▶ Stated exercise
Check each line of the data below for the word "VICTORIA", then extract the ones that have it.

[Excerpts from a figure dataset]
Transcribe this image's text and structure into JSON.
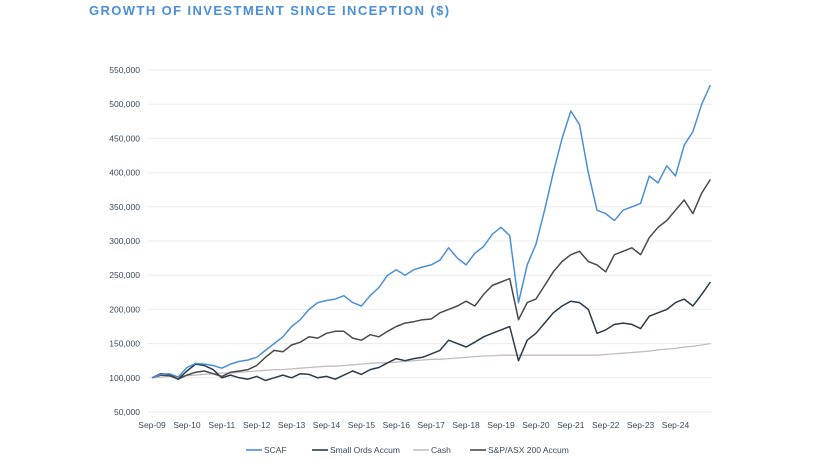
{
  "chart_data": {
    "type": "line",
    "title": "GROWTH OF INVESTMENT SINCE INCEPTION ($)",
    "xlabel": "",
    "ylabel": "",
    "ylim": [
      50000,
      550000
    ],
    "yticks": [
      "50,000",
      "100,000",
      "150,000",
      "200,000",
      "250,000",
      "300,000",
      "350,000",
      "400,000",
      "450,000",
      "500,000",
      "550,000"
    ],
    "xticks": [
      "Sep-09",
      "Sep-10",
      "Sep-11",
      "Sep-12",
      "Sep-13",
      "Sep-14",
      "Sep-15",
      "Sep-16",
      "Sep-17",
      "Sep-18",
      "Sep-19",
      "Sep-20",
      "Sep-21",
      "Sep-22",
      "Sep-23",
      "Sep-24"
    ],
    "grid": "horizontal",
    "legend_position": "bottom",
    "x": [
      "2009-09",
      "2009-12",
      "2010-03",
      "2010-06",
      "2010-09",
      "2010-12",
      "2011-03",
      "2011-06",
      "2011-09",
      "2011-12",
      "2012-03",
      "2012-06",
      "2012-09",
      "2012-12",
      "2013-03",
      "2013-06",
      "2013-09",
      "2013-12",
      "2014-03",
      "2014-06",
      "2014-09",
      "2014-12",
      "2015-03",
      "2015-06",
      "2015-09",
      "2015-12",
      "2016-03",
      "2016-06",
      "2016-09",
      "2016-12",
      "2017-03",
      "2017-06",
      "2017-09",
      "2017-12",
      "2018-03",
      "2018-06",
      "2018-09",
      "2018-12",
      "2019-03",
      "2019-06",
      "2019-09",
      "2019-12",
      "2020-03",
      "2020-06",
      "2020-09",
      "2020-12",
      "2021-03",
      "2021-06",
      "2021-09",
      "2021-12",
      "2022-03",
      "2022-06",
      "2022-09",
      "2022-12",
      "2023-03",
      "2023-06",
      "2023-09",
      "2023-12",
      "2024-03",
      "2024-06",
      "2024-09",
      "2024-12",
      "2025-03",
      "2025-06",
      "2025-09"
    ],
    "series": [
      {
        "name": "SCAF",
        "color": "#4a90d9",
        "values": [
          100000,
          105000,
          106000,
          101000,
          115000,
          121000,
          120000,
          118000,
          114000,
          120000,
          124000,
          126000,
          130000,
          140000,
          150000,
          160000,
          175000,
          185000,
          200000,
          210000,
          213000,
          215000,
          220000,
          210000,
          205000,
          220000,
          232000,
          250000,
          258000,
          250000,
          258000,
          262000,
          265000,
          272000,
          290000,
          275000,
          265000,
          282000,
          292000,
          310000,
          320000,
          308000,
          210000,
          265000,
          295000,
          345000,
          400000,
          450000,
          490000,
          470000,
          400000,
          345000,
          340000,
          330000,
          345000,
          350000,
          355000,
          395000,
          385000,
          410000,
          395000,
          440000,
          460000,
          500000,
          528000
        ]
      },
      {
        "name": "Small Ords Accum",
        "color": "#2b3b4c",
        "values": [
          100000,
          106000,
          105000,
          98000,
          110000,
          120000,
          118000,
          112000,
          100000,
          104000,
          100000,
          98000,
          102000,
          96000,
          100000,
          104000,
          100000,
          106000,
          105000,
          100000,
          102000,
          98000,
          104000,
          110000,
          105000,
          112000,
          115000,
          122000,
          128000,
          125000,
          128000,
          130000,
          135000,
          140000,
          155000,
          150000,
          145000,
          152000,
          160000,
          165000,
          170000,
          175000,
          125000,
          155000,
          165000,
          180000,
          195000,
          205000,
          212000,
          210000,
          200000,
          165000,
          170000,
          178000,
          180000,
          178000,
          172000,
          190000,
          195000,
          200000,
          210000,
          215000,
          205000,
          222000,
          240000
        ]
      },
      {
        "name": "Cash",
        "color": "#c4bcbc",
        "values": [
          100000,
          101000,
          102000,
          102000,
          103000,
          104000,
          105000,
          106000,
          107000,
          107000,
          108000,
          109000,
          110000,
          111000,
          112000,
          112000,
          113000,
          114000,
          115000,
          116000,
          117000,
          117000,
          118000,
          119000,
          120000,
          121000,
          122000,
          122000,
          123000,
          124000,
          125000,
          126000,
          127000,
          127000,
          128000,
          129000,
          130000,
          131000,
          132000,
          132000,
          133000,
          133000,
          133000,
          133000,
          133000,
          133000,
          133000,
          133000,
          133000,
          133000,
          133000,
          133000,
          134000,
          135000,
          136000,
          137000,
          138000,
          139000,
          141000,
          142000,
          143000,
          145000,
          146000,
          148000,
          150000
        ]
      },
      {
        "name": "S&P/ASX 200 Accum",
        "color": "#4a4a4a",
        "values": [
          100000,
          104000,
          103000,
          98000,
          104000,
          108000,
          110000,
          106000,
          102000,
          108000,
          110000,
          112000,
          118000,
          130000,
          140000,
          138000,
          148000,
          152000,
          160000,
          158000,
          165000,
          168000,
          168000,
          158000,
          155000,
          163000,
          160000,
          168000,
          175000,
          180000,
          182000,
          185000,
          186000,
          195000,
          200000,
          205000,
          212000,
          205000,
          222000,
          235000,
          240000,
          245000,
          185000,
          210000,
          215000,
          235000,
          255000,
          270000,
          280000,
          285000,
          270000,
          265000,
          255000,
          280000,
          285000,
          290000,
          280000,
          305000,
          320000,
          330000,
          345000,
          360000,
          340000,
          370000,
          390000
        ]
      }
    ]
  }
}
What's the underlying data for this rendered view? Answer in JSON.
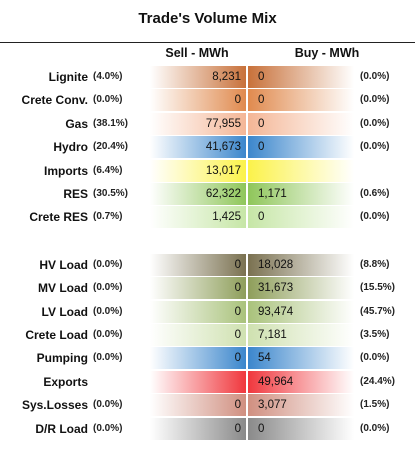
{
  "chart_data": {
    "type": "table",
    "title": "Trade's Volume Mix",
    "columns": [
      "Sell - MWh",
      "Buy - MWh"
    ],
    "rows": [
      {
        "label": "Lignite",
        "sell_pct": "(4.0%)",
        "sell": "8,231",
        "buy": "0",
        "buy_pct": "(0.0%)",
        "sell_color": "#c8713a",
        "buy_color": "#c8713a"
      },
      {
        "label": "Crete Conv.",
        "sell_pct": "(0.0%)",
        "sell": "0",
        "buy": "0",
        "buy_pct": "(0.0%)",
        "sell_color": "#e08a4e",
        "buy_color": "#e08a4e"
      },
      {
        "label": "Gas",
        "sell_pct": "(38.1%)",
        "sell": "77,955",
        "buy": "0",
        "buy_pct": "(0.0%)",
        "sell_color": "#f4b696",
        "buy_color": "#f4b696"
      },
      {
        "label": "Hydro",
        "sell_pct": "(20.4%)",
        "sell": "41,673",
        "buy": "0",
        "buy_pct": "(0.0%)",
        "sell_color": "#3b86cc",
        "buy_color": "#3b86cc"
      },
      {
        "label": "Imports",
        "sell_pct": "(6.4%)",
        "sell": "13,017",
        "buy": "",
        "buy_pct": "",
        "sell_color": "#fbf24a",
        "buy_color": "#fbf24a"
      },
      {
        "label": "RES",
        "sell_pct": "(30.5%)",
        "sell": "62,322",
        "buy": "1,171",
        "buy_pct": "(0.6%)",
        "sell_color": "#8fc65a",
        "buy_color": "#8fc65a"
      },
      {
        "label": "Crete RES",
        "sell_pct": "(0.7%)",
        "sell": "1,425",
        "buy": "0",
        "buy_pct": "(0.0%)",
        "sell_color": "#c6e6a6",
        "buy_color": "#c6e6a6"
      },
      {
        "label": "HV Load",
        "sell_pct": "(0.0%)",
        "sell": "0",
        "buy": "18,028",
        "buy_pct": "(8.8%)",
        "sell_color": "#7a7150",
        "buy_color": "#7a7150"
      },
      {
        "label": "MV Load",
        "sell_pct": "(0.0%)",
        "sell": "0",
        "buy": "31,673",
        "buy_pct": "(15.5%)",
        "sell_color": "#8e9e5a",
        "buy_color": "#8e9e5a"
      },
      {
        "label": "LV Load",
        "sell_pct": "(0.0%)",
        "sell": "0",
        "buy": "93,474",
        "buy_pct": "(45.7%)",
        "sell_color": "#a9c27b",
        "buy_color": "#a9c27b"
      },
      {
        "label": "Crete Load",
        "sell_pct": "(0.0%)",
        "sell": "0",
        "buy": "7,181",
        "buy_pct": "(3.5%)",
        "sell_color": "#cfe1b0",
        "buy_color": "#cfe1b0"
      },
      {
        "label": "Pumping",
        "sell_pct": "(0.0%)",
        "sell": "0",
        "buy": "54",
        "buy_pct": "(0.0%)",
        "sell_color": "#3b86cc",
        "buy_color": "#3b86cc"
      },
      {
        "label": "Exports",
        "sell_pct": "",
        "sell": "",
        "buy": "49,964",
        "buy_pct": "(24.4%)",
        "sell_color": "#f0373d",
        "buy_color": "#f0373d"
      },
      {
        "label": "Sys.Losses",
        "sell_pct": "(0.0%)",
        "sell": "0",
        "buy": "3,077",
        "buy_pct": "(1.5%)",
        "sell_color": "#d08f80",
        "buy_color": "#d08f80"
      },
      {
        "label": "D/R Load",
        "sell_pct": "(0.0%)",
        "sell": "0",
        "buy": "0",
        "buy_pct": "(0.0%)",
        "sell_color": "#8a8a8a",
        "buy_color": "#8a8a8a"
      }
    ]
  }
}
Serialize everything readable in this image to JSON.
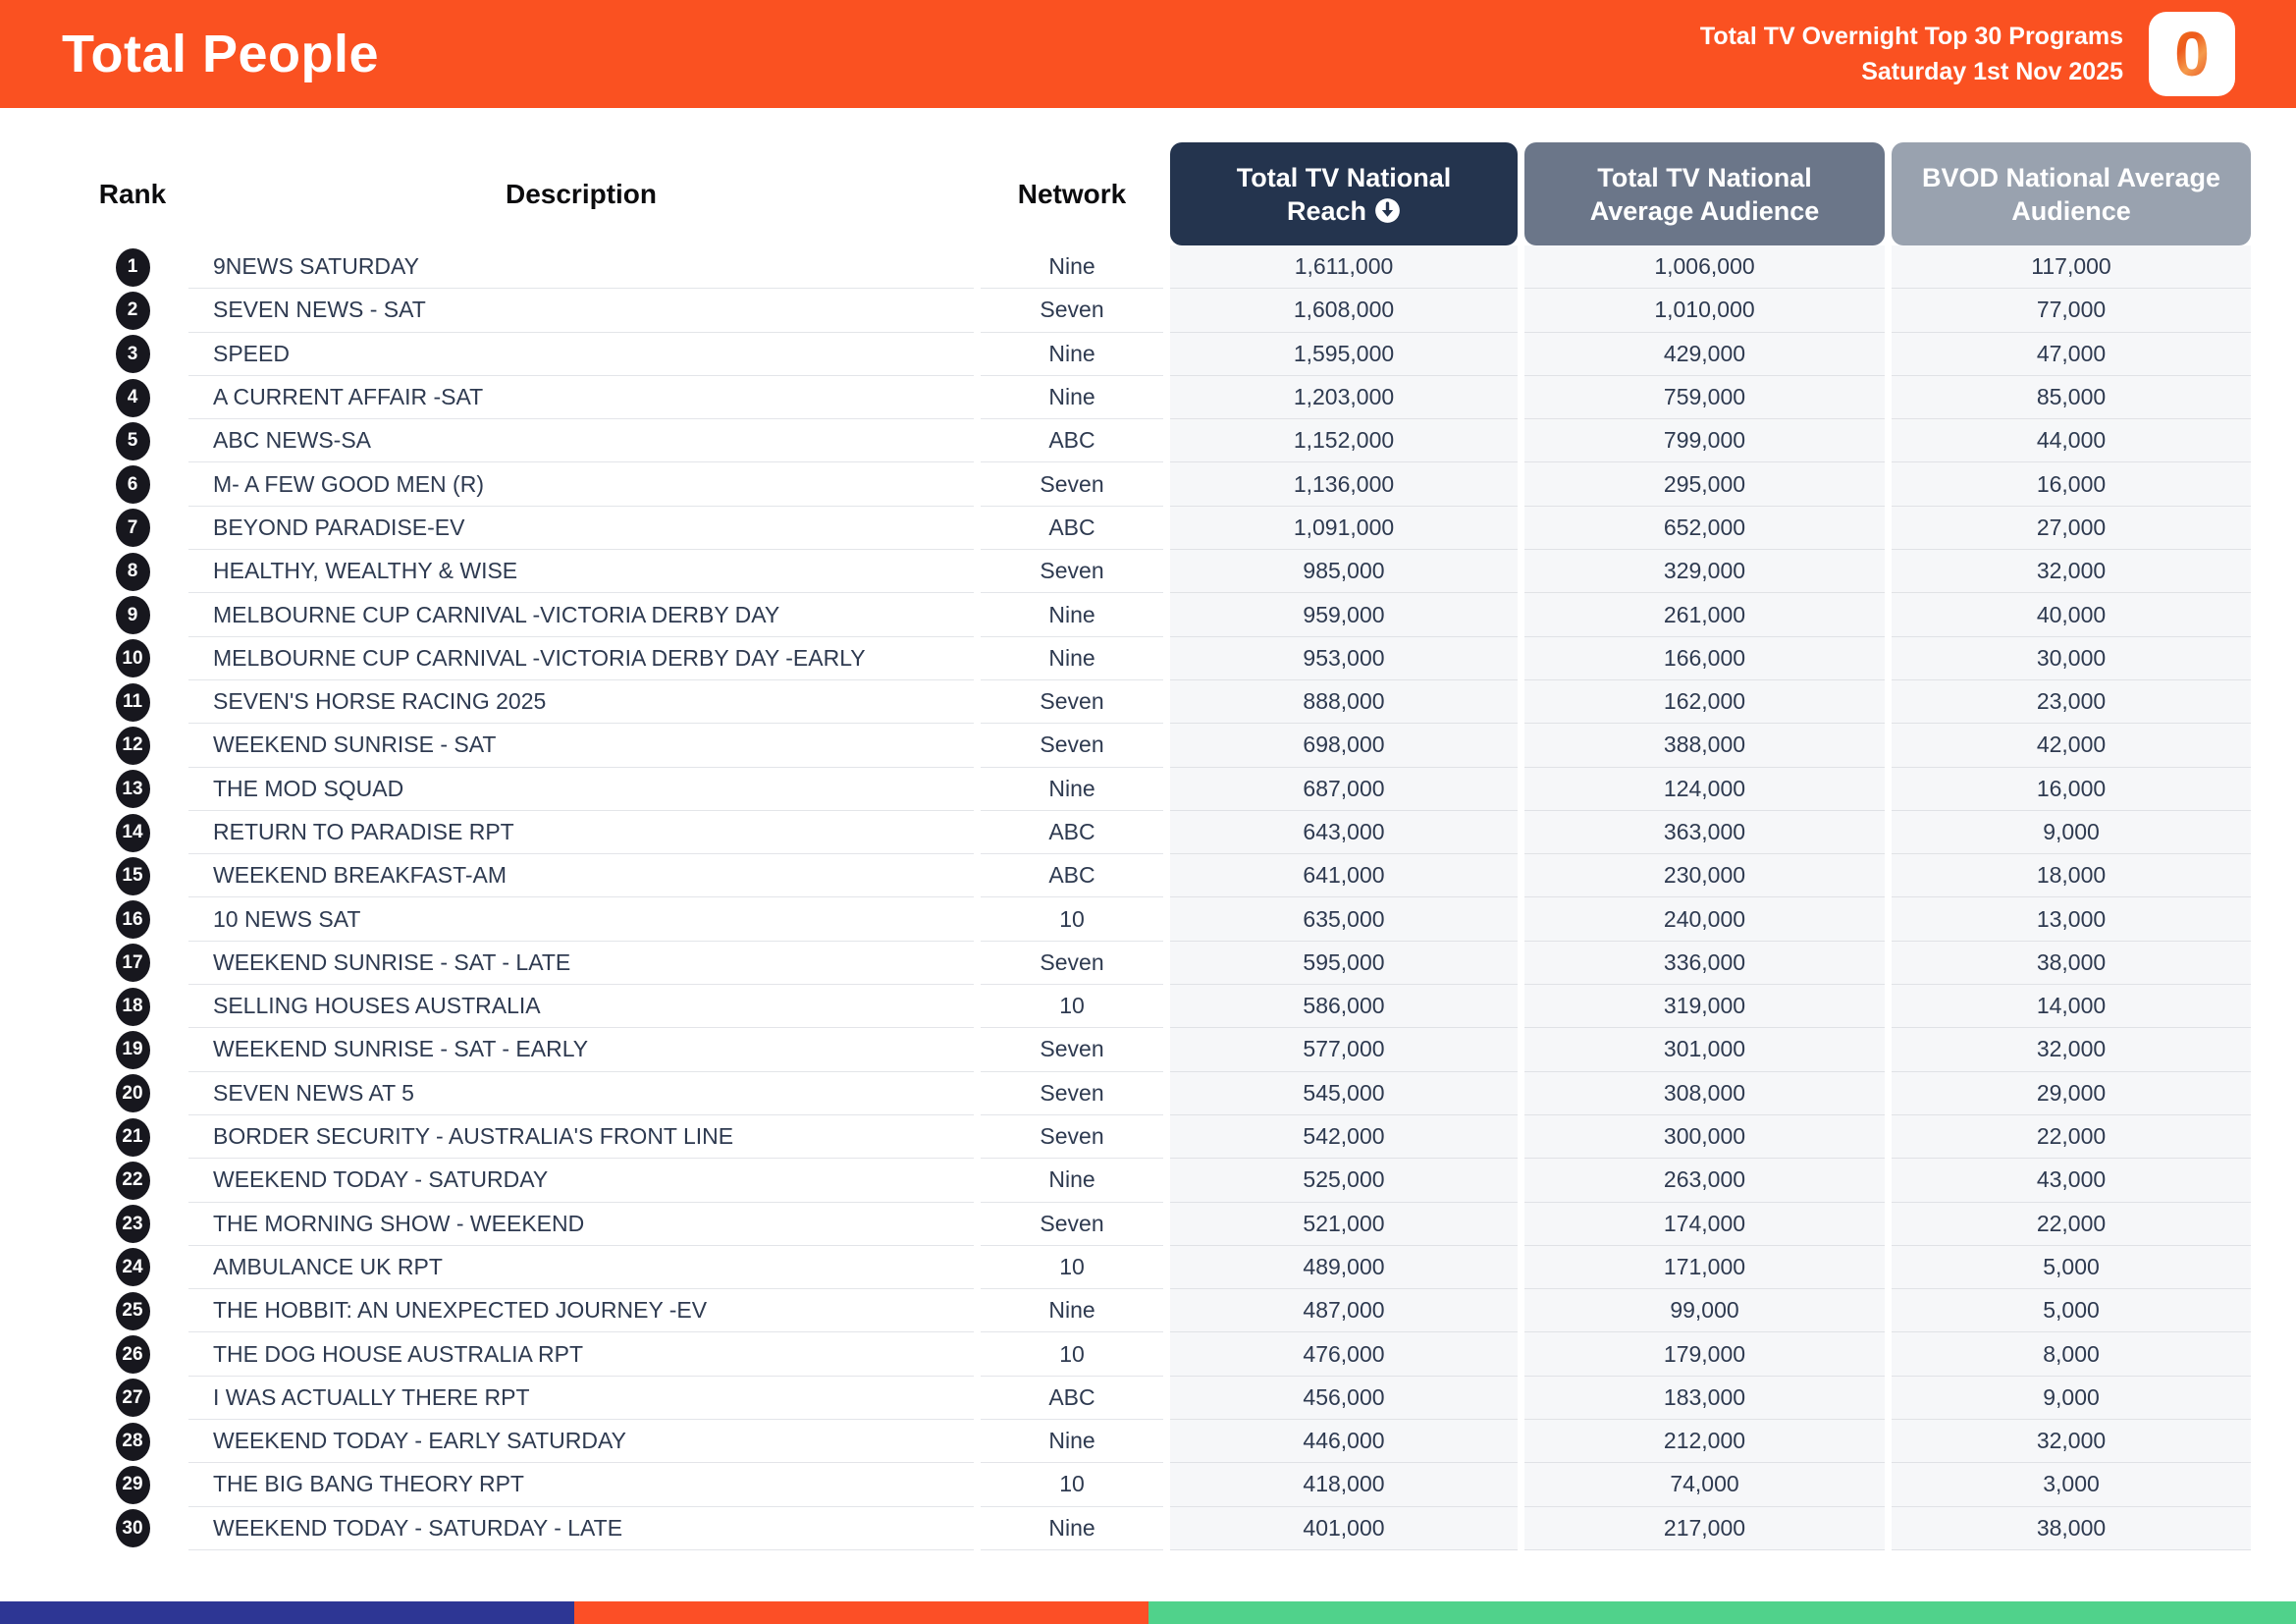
{
  "header": {
    "title": "Total People",
    "subtitle_line1": "Total TV Overnight Top 30 Programs",
    "subtitle_line2": "Saturday 1st Nov 2025",
    "logo_text": "0",
    "logo_name": "oztam-logo"
  },
  "table": {
    "columns": {
      "rank": "Rank",
      "description": "Description",
      "network": "Network",
      "reach": "Total TV National Reach",
      "avg": "Total TV National Average Audience",
      "bvod": "BVOD National Average Audience"
    },
    "sort_icon": "circle-arrow-down",
    "sorted_by": "Total TV National Reach",
    "rows": [
      {
        "rank": 1,
        "description": "9NEWS SATURDAY",
        "network": "Nine",
        "reach": "1,611,000",
        "avg": "1,006,000",
        "bvod": "117,000"
      },
      {
        "rank": 2,
        "description": "SEVEN NEWS - SAT",
        "network": "Seven",
        "reach": "1,608,000",
        "avg": "1,010,000",
        "bvod": "77,000"
      },
      {
        "rank": 3,
        "description": "SPEED",
        "network": "Nine",
        "reach": "1,595,000",
        "avg": "429,000",
        "bvod": "47,000"
      },
      {
        "rank": 4,
        "description": "A CURRENT AFFAIR -SAT",
        "network": "Nine",
        "reach": "1,203,000",
        "avg": "759,000",
        "bvod": "85,000"
      },
      {
        "rank": 5,
        "description": "ABC NEWS-SA",
        "network": "ABC",
        "reach": "1,152,000",
        "avg": "799,000",
        "bvod": "44,000"
      },
      {
        "rank": 6,
        "description": "M- A FEW GOOD MEN (R)",
        "network": "Seven",
        "reach": "1,136,000",
        "avg": "295,000",
        "bvod": "16,000"
      },
      {
        "rank": 7,
        "description": "BEYOND PARADISE-EV",
        "network": "ABC",
        "reach": "1,091,000",
        "avg": "652,000",
        "bvod": "27,000"
      },
      {
        "rank": 8,
        "description": "HEALTHY, WEALTHY & WISE",
        "network": "Seven",
        "reach": "985,000",
        "avg": "329,000",
        "bvod": "32,000"
      },
      {
        "rank": 9,
        "description": "MELBOURNE CUP CARNIVAL -VICTORIA DERBY DAY",
        "network": "Nine",
        "reach": "959,000",
        "avg": "261,000",
        "bvod": "40,000"
      },
      {
        "rank": 10,
        "description": "MELBOURNE CUP CARNIVAL -VICTORIA DERBY DAY -EARLY",
        "network": "Nine",
        "reach": "953,000",
        "avg": "166,000",
        "bvod": "30,000"
      },
      {
        "rank": 11,
        "description": "SEVEN'S HORSE RACING 2025",
        "network": "Seven",
        "reach": "888,000",
        "avg": "162,000",
        "bvod": "23,000"
      },
      {
        "rank": 12,
        "description": "WEEKEND SUNRISE - SAT",
        "network": "Seven",
        "reach": "698,000",
        "avg": "388,000",
        "bvod": "42,000"
      },
      {
        "rank": 13,
        "description": "THE MOD SQUAD",
        "network": "Nine",
        "reach": "687,000",
        "avg": "124,000",
        "bvod": "16,000"
      },
      {
        "rank": 14,
        "description": "RETURN TO PARADISE RPT",
        "network": "ABC",
        "reach": "643,000",
        "avg": "363,000",
        "bvod": "9,000"
      },
      {
        "rank": 15,
        "description": "WEEKEND BREAKFAST-AM",
        "network": "ABC",
        "reach": "641,000",
        "avg": "230,000",
        "bvod": "18,000"
      },
      {
        "rank": 16,
        "description": "10 NEWS SAT",
        "network": "10",
        "reach": "635,000",
        "avg": "240,000",
        "bvod": "13,000"
      },
      {
        "rank": 17,
        "description": "WEEKEND SUNRISE - SAT - LATE",
        "network": "Seven",
        "reach": "595,000",
        "avg": "336,000",
        "bvod": "38,000"
      },
      {
        "rank": 18,
        "description": "SELLING HOUSES AUSTRALIA",
        "network": "10",
        "reach": "586,000",
        "avg": "319,000",
        "bvod": "14,000"
      },
      {
        "rank": 19,
        "description": "WEEKEND SUNRISE - SAT - EARLY",
        "network": "Seven",
        "reach": "577,000",
        "avg": "301,000",
        "bvod": "32,000"
      },
      {
        "rank": 20,
        "description": "SEVEN NEWS AT 5",
        "network": "Seven",
        "reach": "545,000",
        "avg": "308,000",
        "bvod": "29,000"
      },
      {
        "rank": 21,
        "description": "BORDER SECURITY - AUSTRALIA'S FRONT LINE",
        "network": "Seven",
        "reach": "542,000",
        "avg": "300,000",
        "bvod": "22,000"
      },
      {
        "rank": 22,
        "description": "WEEKEND TODAY - SATURDAY",
        "network": "Nine",
        "reach": "525,000",
        "avg": "263,000",
        "bvod": "43,000"
      },
      {
        "rank": 23,
        "description": "THE MORNING SHOW - WEEKEND",
        "network": "Seven",
        "reach": "521,000",
        "avg": "174,000",
        "bvod": "22,000"
      },
      {
        "rank": 24,
        "description": "AMBULANCE UK RPT",
        "network": "10",
        "reach": "489,000",
        "avg": "171,000",
        "bvod": "5,000"
      },
      {
        "rank": 25,
        "description": "THE HOBBIT: AN UNEXPECTED JOURNEY -EV",
        "network": "Nine",
        "reach": "487,000",
        "avg": "99,000",
        "bvod": "5,000"
      },
      {
        "rank": 26,
        "description": "THE DOG HOUSE AUSTRALIA RPT",
        "network": "10",
        "reach": "476,000",
        "avg": "179,000",
        "bvod": "8,000"
      },
      {
        "rank": 27,
        "description": "I WAS ACTUALLY THERE RPT",
        "network": "ABC",
        "reach": "456,000",
        "avg": "183,000",
        "bvod": "9,000"
      },
      {
        "rank": 28,
        "description": "WEEKEND TODAY - EARLY SATURDAY",
        "network": "Nine",
        "reach": "446,000",
        "avg": "212,000",
        "bvod": "32,000"
      },
      {
        "rank": 29,
        "description": "THE BIG BANG THEORY RPT",
        "network": "10",
        "reach": "418,000",
        "avg": "74,000",
        "bvod": "3,000"
      },
      {
        "rank": 30,
        "description": "WEEKEND TODAY - SATURDAY - LATE",
        "network": "Nine",
        "reach": "401,000",
        "avg": "217,000",
        "bvod": "38,000"
      }
    ]
  },
  "colors": {
    "accent_orange": "#FA5121",
    "pill_dark": "#24344E",
    "pill_mid": "#6B7689",
    "pill_light": "#99A2AF",
    "row_text": "#2E3A50",
    "num_bg": "#F6F7F9",
    "footer_blue": "#2D3694",
    "footer_orange": "#FC4F26",
    "footer_green": "#50D28B"
  }
}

▶ Reply to the task
        "description": "MELBOURNE CUP CARNIVAL -VICTORIA DERBY DAY",
        "description": "MELBOURNE CUP CARNIVAL -VICTORIA DERBY DAY -EARLY",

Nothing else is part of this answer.